# TASK ITEM
From the passage on the speaker mass port, return word for word the part starting with "The mass port may include" and going on through "the air slot 106.".

# SOURCE PASSAGE

[Start of section]

The mass port may include an air slot 106. The air slot 106 may include a funnel that penetrates the mass port and runs through a center of the head portion 102 and a center of the insertion portion 104 along a longitudinal axis. The air slot 106 may have a circular shape with a diameter between 0.75 millimeters (mm) and 2 millimeters. For example, the air slot may have a diameter of about 1.5 millimeters. As used herein, the term “about” as applied to a value may indicate a range of ±10% of the stated value. Alternatively, the air slot 106 may have a diameter with another suitable value. Other dimensions for the air slot 106 are possible. In some implementations, the two ends of the air slot 106 may have a conical shape, and diameters at the two ends of the air slot 106 may be larger than diameters in the middle of the air slot 106.

In some implementations, the mass port formed by the head portion 102 and the insertion portion 104 may have a shape similar to a thumbtack. In some implementations, the head portion 102 and the insertion portion 104 of the mass port may be formed by a single piece of material such as a single piece of plastic (e.g., acrylonitrile butadiene styrene (ABS)). Alternatively, the head portion 102 may be attached to the insertion portion 104 using glue or other mechanical coupling approaches.

The mass port may be coupled to a speaker port of a rear plate of a driver. For example, the insertion portion 104 of the mass port may be inserted into a speaker port of a rear plate of a driver as illustrated in FIGS. 2B and 2C. Dimensions of the mass port are illustrated with reference to FIG. 3.

Referring to FIG. 1B, a rear view of the head portion 102 is illustrated. The rear side of the head portion 102 includes a sealing structure 152 for attaching the head portion 102 to a rear plate of a driver. For example, the sealing structure 152 may include a glue moat that may be filled with glue for attaching the mass port to the rear plate of the driver. Dimensions of the sealing structure 152 are illustrated with reference to FIG. 3. A rear view and a side view of the insertion portion 104 are also illustrated in FIG. 1B, with the air slot 106 running through the insertion portion 104 and the head portion 102.

FIG. 2A illustrates a view 200 of an example speaker port 222 in a rear plate 206 of a driver 204 according to some implementations. The speaker port 222 may be a funnel that facilitates air flow between the driver 204 and a surrounding environment. The speaker port 222 may penetrate the rear plate 206.

FIG. 2B illustrates an example mass port 252 coupled to the speaker port 222 in the rear plate 206 of the driver 204 of FIG. 2A according to some implementations. The insertion portion of the mass port 252 is inserted into the speaker port 222. A cross-sectional view 270 at Section 254 is illustrated in FIG. 2C.

Turning to FIG. 2C, a cross-sectional view of the driver 204 is illustrated. The driver 204 includes the rear plate 206 (illustrated as 206A and 206B), a magnet 272 (illustrated as 272A and 272B), a pole piece 280 (illustrated as 280A and 280B), a front plate 274 (illustrated as 274A and 274B), a frame 276 (illustrated as 276A and 276B), a voice coil and former 278 (illustrated as 278A and 278B), and other suitable elements not shown in FIG. 2C. The mass port 252 of FIG. 2B may be mounted on the rear plate 206 by: (1) placing the insertion portion 104 into the speaker port 222 that penetrates the rear plate 206; and (2) gluing the rear side of the head portion 102 to the rear plate 206 using glue at the sealing structure 152. Alternatively, the mass port 252 may be attached to the rear plate 206 by pressing the insertion portion 104 into the speaker port 222 using friction, and the head portion 102 may or may not glue to the rear plate 206.

[End of section]

# Document layout analysis data
[Start of section]

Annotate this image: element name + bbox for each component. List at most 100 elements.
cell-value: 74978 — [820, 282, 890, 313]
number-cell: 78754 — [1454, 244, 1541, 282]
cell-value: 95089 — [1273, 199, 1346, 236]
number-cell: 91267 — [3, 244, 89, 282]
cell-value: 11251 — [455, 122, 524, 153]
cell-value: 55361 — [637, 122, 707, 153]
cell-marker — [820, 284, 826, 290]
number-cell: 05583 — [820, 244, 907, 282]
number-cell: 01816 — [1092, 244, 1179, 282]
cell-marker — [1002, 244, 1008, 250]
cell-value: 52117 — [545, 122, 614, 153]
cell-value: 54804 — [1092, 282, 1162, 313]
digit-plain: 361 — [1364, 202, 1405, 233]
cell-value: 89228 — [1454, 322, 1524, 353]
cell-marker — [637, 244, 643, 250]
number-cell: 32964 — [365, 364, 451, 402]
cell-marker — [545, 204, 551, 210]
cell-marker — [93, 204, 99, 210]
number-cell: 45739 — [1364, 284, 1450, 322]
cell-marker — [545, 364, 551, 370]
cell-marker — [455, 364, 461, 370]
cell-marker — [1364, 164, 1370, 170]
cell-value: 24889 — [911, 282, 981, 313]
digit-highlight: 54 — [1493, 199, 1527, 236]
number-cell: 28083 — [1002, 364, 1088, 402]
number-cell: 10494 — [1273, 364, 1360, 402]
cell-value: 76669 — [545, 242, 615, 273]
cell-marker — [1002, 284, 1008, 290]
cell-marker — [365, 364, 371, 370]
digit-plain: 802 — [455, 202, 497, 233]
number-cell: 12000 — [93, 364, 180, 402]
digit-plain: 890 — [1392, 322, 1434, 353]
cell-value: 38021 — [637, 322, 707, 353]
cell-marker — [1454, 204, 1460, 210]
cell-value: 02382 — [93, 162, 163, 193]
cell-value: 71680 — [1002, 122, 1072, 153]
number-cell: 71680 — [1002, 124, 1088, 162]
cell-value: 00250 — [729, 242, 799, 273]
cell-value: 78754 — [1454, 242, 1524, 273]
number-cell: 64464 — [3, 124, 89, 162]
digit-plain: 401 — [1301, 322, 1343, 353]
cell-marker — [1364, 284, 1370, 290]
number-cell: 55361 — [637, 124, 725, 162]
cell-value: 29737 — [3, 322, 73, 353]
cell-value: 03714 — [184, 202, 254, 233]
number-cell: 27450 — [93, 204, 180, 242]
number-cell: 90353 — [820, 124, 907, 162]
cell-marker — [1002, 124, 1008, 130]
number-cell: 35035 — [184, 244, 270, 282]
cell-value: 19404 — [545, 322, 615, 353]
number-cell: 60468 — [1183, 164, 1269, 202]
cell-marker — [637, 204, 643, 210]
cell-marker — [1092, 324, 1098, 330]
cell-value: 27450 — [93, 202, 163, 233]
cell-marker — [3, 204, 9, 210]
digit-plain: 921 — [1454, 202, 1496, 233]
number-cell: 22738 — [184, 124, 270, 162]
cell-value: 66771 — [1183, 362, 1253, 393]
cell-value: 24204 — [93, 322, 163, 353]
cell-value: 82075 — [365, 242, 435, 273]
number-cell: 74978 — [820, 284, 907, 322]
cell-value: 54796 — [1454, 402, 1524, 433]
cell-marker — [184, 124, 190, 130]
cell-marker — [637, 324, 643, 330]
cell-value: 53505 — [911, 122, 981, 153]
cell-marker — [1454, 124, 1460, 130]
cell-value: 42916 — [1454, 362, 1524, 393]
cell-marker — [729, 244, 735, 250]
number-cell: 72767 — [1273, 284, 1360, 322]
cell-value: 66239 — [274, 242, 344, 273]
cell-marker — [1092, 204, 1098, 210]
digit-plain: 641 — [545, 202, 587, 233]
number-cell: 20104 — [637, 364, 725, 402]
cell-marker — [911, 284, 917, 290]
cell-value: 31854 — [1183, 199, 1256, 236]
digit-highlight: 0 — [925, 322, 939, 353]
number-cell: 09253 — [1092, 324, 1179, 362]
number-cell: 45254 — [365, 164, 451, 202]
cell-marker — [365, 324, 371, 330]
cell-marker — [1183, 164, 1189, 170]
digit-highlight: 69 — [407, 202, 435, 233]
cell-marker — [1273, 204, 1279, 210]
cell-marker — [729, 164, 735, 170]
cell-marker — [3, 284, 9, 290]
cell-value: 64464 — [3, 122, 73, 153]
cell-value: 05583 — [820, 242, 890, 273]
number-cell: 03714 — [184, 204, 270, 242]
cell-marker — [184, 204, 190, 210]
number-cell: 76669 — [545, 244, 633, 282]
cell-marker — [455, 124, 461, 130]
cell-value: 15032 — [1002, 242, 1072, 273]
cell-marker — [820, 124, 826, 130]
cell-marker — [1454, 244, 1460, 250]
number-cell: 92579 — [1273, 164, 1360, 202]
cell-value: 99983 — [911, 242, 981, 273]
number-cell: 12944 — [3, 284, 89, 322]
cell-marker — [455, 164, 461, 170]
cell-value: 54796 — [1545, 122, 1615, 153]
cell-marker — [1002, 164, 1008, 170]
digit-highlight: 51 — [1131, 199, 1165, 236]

[End of section]

# RESULT OF THIS EXERCISE
The mass port may include an air slot 106. The air slot 106 may include a funnel that penetrates the mass port and runs through a center of the head portion 102 and a center of the insertion portion 104 along a longitudinal axis. The air slot 106 may have a circular shape with a diameter between 0.75 millimeters (mm) and 2 millimeters. For example, the air slot may have a diameter of about 1.5 millimeters. As used herein, the term “about” as applied to a value may indicate a range of ±10% of the stated value. Alternatively, the air slot 106 may have a diameter with another suitable value. Other dimensions for the air slot 106 are possible. In some implementations, the two ends of the air slot 106 may have a conical shape, and diameters at the two ends of the air slot 106 may be larger than diameters in the middle of the air slot 106.